# JOB
Copy all of the rows below without changing a single character, keeping them in their original order.

====

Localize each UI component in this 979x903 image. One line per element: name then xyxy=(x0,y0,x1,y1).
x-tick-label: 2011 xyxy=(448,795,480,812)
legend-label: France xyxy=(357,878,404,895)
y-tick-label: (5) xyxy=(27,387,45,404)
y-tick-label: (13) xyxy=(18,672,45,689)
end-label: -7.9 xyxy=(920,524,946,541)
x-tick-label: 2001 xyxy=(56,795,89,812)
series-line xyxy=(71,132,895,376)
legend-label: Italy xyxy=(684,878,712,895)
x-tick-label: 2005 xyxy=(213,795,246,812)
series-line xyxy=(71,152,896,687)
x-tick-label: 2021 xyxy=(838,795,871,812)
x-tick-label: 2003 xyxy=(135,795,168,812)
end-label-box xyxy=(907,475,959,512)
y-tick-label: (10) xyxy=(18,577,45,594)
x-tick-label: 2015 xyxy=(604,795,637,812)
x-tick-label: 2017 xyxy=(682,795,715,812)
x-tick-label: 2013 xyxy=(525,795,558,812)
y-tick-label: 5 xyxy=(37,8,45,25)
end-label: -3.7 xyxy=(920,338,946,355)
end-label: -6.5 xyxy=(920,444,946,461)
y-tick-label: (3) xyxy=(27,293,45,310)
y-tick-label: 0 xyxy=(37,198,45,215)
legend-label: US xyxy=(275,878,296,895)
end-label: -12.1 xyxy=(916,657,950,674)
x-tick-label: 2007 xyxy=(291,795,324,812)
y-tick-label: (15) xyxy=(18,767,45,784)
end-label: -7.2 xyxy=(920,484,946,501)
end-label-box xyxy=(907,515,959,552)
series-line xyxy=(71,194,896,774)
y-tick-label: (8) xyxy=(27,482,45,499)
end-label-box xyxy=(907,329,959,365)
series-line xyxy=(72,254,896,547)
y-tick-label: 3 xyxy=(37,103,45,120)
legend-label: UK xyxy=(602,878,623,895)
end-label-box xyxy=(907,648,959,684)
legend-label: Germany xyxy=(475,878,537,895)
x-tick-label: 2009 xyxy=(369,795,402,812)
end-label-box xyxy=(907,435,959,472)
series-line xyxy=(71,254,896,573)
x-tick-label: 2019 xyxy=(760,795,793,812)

====

# EXERCISE ANSWER
Localize each UI component in this 979x903 image. One line per element: name then xyxy=(x0,y0,x1,y1).
x-tick-label: 2011 xyxy=(448,795,480,812)
legend-label: France xyxy=(357,878,404,895)
y-tick-label: (5) xyxy=(27,387,45,404)
y-tick-label: (13) xyxy=(18,672,45,689)
end-label: -7.9 xyxy=(920,524,946,541)
x-tick-label: 2001 xyxy=(56,795,89,812)
series-line xyxy=(71,132,895,376)
legend-label: Italy xyxy=(684,878,712,895)
x-tick-label: 2005 xyxy=(213,795,246,812)
series-line xyxy=(71,152,896,687)
x-tick-label: 2021 xyxy=(838,795,871,812)
x-tick-label: 2003 xyxy=(135,795,168,812)
end-label-box xyxy=(907,475,959,512)
y-tick-label: (10) xyxy=(18,577,45,594)
x-tick-label: 2015 xyxy=(604,795,637,812)
x-tick-label: 2017 xyxy=(682,795,715,812)
x-tick-label: 2013 xyxy=(525,795,558,812)
y-tick-label: 5 xyxy=(37,8,45,25)
end-label: -3.7 xyxy=(920,338,946,355)
end-label: -6.5 xyxy=(920,444,946,461)
y-tick-label: (3) xyxy=(27,293,45,310)
y-tick-label: 0 xyxy=(37,198,45,215)
legend-label: US xyxy=(275,878,296,895)
end-label: -12.1 xyxy=(916,657,950,674)
x-tick-label: 2007 xyxy=(291,795,324,812)
y-tick-label: (15) xyxy=(18,767,45,784)
end-label: -7.2 xyxy=(920,484,946,501)
end-label-box xyxy=(907,515,959,552)
series-line xyxy=(71,194,896,774)
y-tick-label: (8) xyxy=(27,482,45,499)
end-label-box xyxy=(907,329,959,365)
series-line xyxy=(72,254,896,547)
y-tick-label: 3 xyxy=(37,103,45,120)
legend-label: UK xyxy=(602,878,623,895)
end-label-box xyxy=(907,648,959,684)
legend-label: Germany xyxy=(475,878,537,895)
x-tick-label: 2009 xyxy=(369,795,402,812)
end-label-box xyxy=(907,435,959,472)
series-line xyxy=(71,254,896,573)
x-tick-label: 2019 xyxy=(760,795,793,812)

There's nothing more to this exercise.